[Structured figure records]
- - - - - - -

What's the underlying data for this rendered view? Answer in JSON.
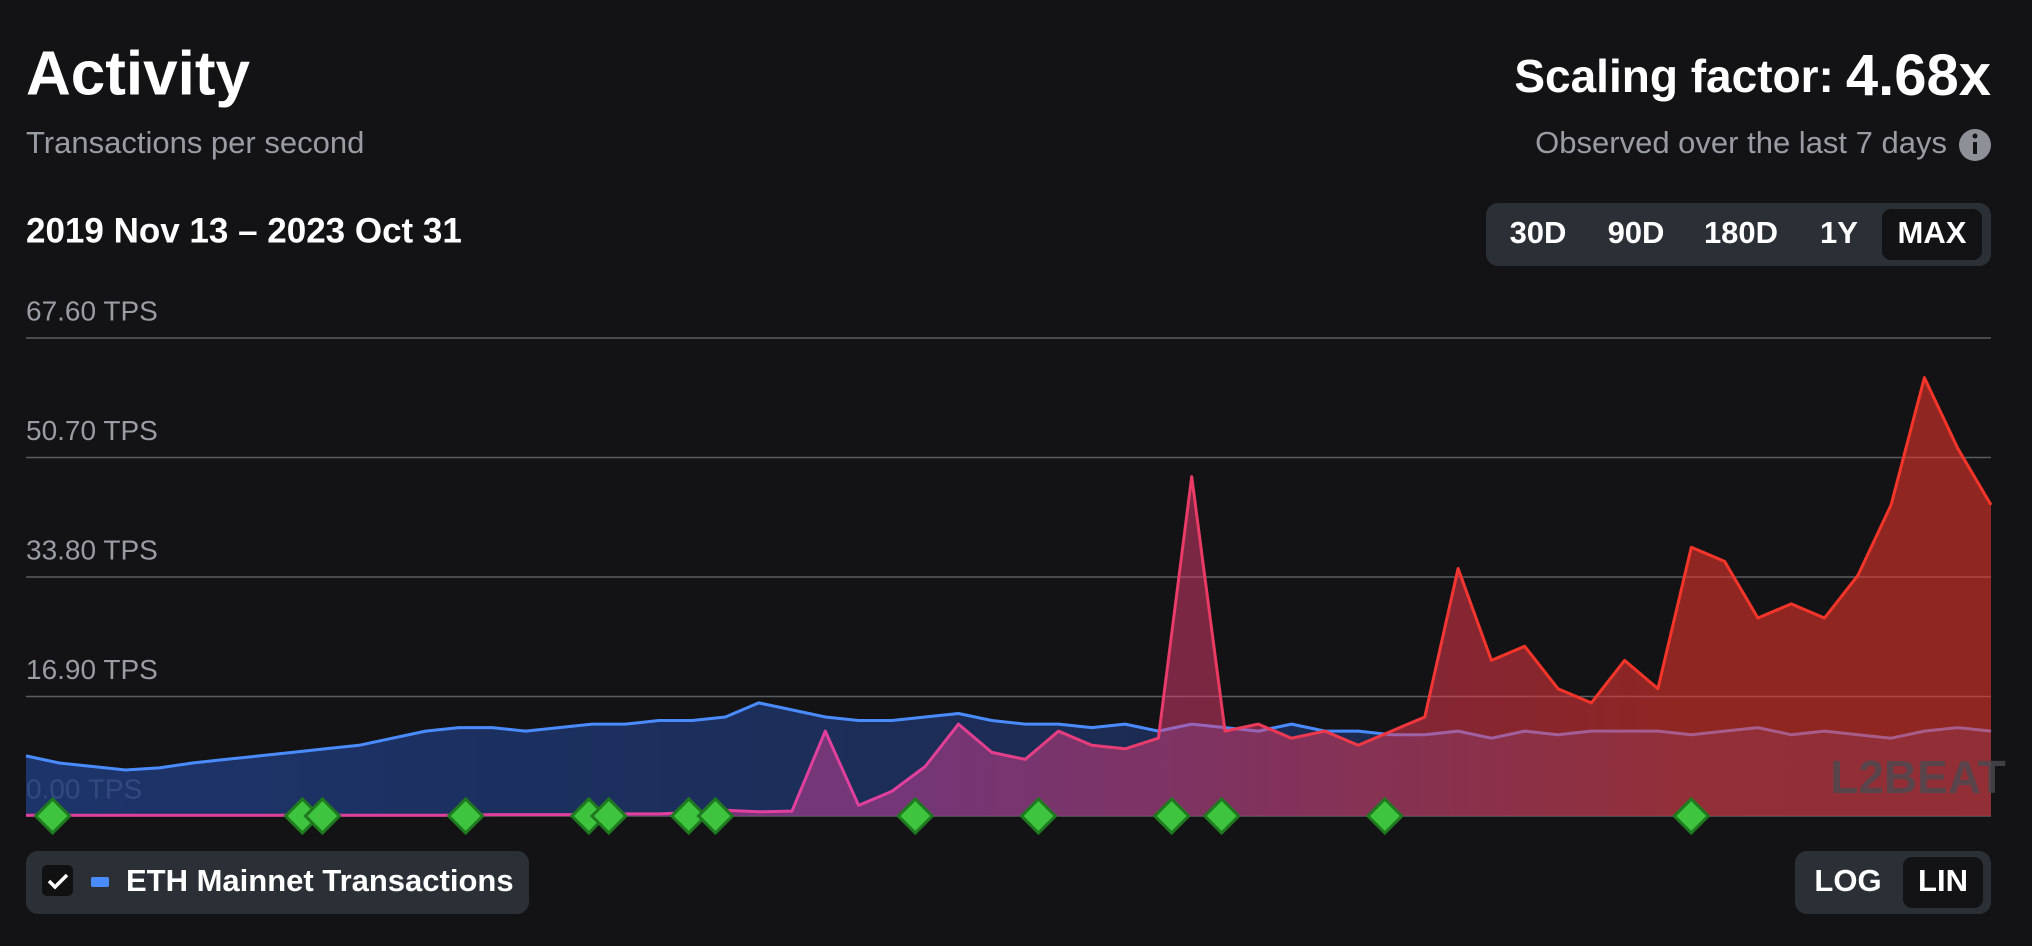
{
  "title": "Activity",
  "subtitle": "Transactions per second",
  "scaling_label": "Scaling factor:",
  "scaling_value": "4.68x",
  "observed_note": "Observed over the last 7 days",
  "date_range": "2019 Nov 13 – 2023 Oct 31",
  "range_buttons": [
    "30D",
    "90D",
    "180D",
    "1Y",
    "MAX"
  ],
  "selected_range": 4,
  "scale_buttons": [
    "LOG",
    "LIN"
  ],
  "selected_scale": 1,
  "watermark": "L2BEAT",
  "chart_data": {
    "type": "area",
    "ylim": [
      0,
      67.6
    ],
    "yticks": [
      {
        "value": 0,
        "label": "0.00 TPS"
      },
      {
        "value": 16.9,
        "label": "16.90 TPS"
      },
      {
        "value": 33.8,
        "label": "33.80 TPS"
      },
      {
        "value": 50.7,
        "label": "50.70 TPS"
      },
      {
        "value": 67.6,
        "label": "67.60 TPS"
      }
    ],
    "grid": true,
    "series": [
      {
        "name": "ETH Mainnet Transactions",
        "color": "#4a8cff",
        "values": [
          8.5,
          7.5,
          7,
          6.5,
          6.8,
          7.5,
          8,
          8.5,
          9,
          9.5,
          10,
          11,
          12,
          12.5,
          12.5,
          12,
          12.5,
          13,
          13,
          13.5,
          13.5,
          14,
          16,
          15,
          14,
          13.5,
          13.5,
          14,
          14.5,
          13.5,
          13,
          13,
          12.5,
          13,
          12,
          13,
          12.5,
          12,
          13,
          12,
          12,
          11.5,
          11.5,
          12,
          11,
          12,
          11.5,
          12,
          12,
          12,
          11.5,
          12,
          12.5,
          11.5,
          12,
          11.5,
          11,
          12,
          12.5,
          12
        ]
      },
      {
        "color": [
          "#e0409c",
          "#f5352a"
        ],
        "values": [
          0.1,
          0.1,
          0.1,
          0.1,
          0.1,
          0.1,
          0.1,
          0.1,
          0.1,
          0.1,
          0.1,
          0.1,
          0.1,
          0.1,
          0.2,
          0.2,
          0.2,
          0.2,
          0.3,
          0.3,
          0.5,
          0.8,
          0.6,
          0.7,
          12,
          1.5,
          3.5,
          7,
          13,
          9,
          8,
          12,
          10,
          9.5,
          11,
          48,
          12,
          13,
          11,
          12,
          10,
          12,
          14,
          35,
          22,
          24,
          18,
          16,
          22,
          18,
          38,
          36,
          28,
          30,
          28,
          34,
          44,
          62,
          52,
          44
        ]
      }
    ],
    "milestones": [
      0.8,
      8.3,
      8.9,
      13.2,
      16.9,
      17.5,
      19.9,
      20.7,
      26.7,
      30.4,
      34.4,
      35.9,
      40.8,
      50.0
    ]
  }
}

- - - - - - -

-- DO THIS --
Repeat each entry exactly as given; no pictures belong in the copy.

-- EXPECTED OUTPUT --
What's the underlying data for this rendered view? Answer in JSON.
{
  "title": "Activity",
  "subtitle": "Transactions per second",
  "scaling_label": "Scaling factor:",
  "scaling_value": "4.68x",
  "observed_note": "Observed over the last 7 days",
  "date_range": "2019 Nov 13 – 2023 Oct 31",
  "range_buttons": [
    "30D",
    "90D",
    "180D",
    "1Y",
    "MAX"
  ],
  "selected_range": 4,
  "scale_buttons": [
    "LOG",
    "LIN"
  ],
  "selected_scale": 1,
  "watermark": "L2BEAT",
  "chart_data": {
    "type": "area",
    "ylim": [
      0,
      67.6
    ],
    "yticks": [
      {
        "value": 0,
        "label": "0.00 TPS"
      },
      {
        "value": 16.9,
        "label": "16.90 TPS"
      },
      {
        "value": 33.8,
        "label": "33.80 TPS"
      },
      {
        "value": 50.7,
        "label": "50.70 TPS"
      },
      {
        "value": 67.6,
        "label": "67.60 TPS"
      }
    ],
    "grid": true,
    "series": [
      {
        "name": "ETH Mainnet Transactions",
        "color": "#4a8cff",
        "values": [
          8.5,
          7.5,
          7,
          6.5,
          6.8,
          7.5,
          8,
          8.5,
          9,
          9.5,
          10,
          11,
          12,
          12.5,
          12.5,
          12,
          12.5,
          13,
          13,
          13.5,
          13.5,
          14,
          16,
          15,
          14,
          13.5,
          13.5,
          14,
          14.5,
          13.5,
          13,
          13,
          12.5,
          13,
          12,
          13,
          12.5,
          12,
          13,
          12,
          12,
          11.5,
          11.5,
          12,
          11,
          12,
          11.5,
          12,
          12,
          12,
          11.5,
          12,
          12.5,
          11.5,
          12,
          11.5,
          11,
          12,
          12.5,
          12
        ]
      },
      {
        "color": [
          "#e0409c",
          "#f5352a"
        ],
        "values": [
          0.1,
          0.1,
          0.1,
          0.1,
          0.1,
          0.1,
          0.1,
          0.1,
          0.1,
          0.1,
          0.1,
          0.1,
          0.1,
          0.1,
          0.2,
          0.2,
          0.2,
          0.2,
          0.3,
          0.3,
          0.5,
          0.8,
          0.6,
          0.7,
          12,
          1.5,
          3.5,
          7,
          13,
          9,
          8,
          12,
          10,
          9.5,
          11,
          48,
          12,
          13,
          11,
          12,
          10,
          12,
          14,
          35,
          22,
          24,
          18,
          16,
          22,
          18,
          38,
          36,
          28,
          30,
          28,
          34,
          44,
          62,
          52,
          44
        ]
      }
    ],
    "milestones": [
      0.8,
      8.3,
      8.9,
      13.2,
      16.9,
      17.5,
      19.9,
      20.7,
      26.7,
      30.4,
      34.4,
      35.9,
      40.8,
      50.0
    ]
  }
}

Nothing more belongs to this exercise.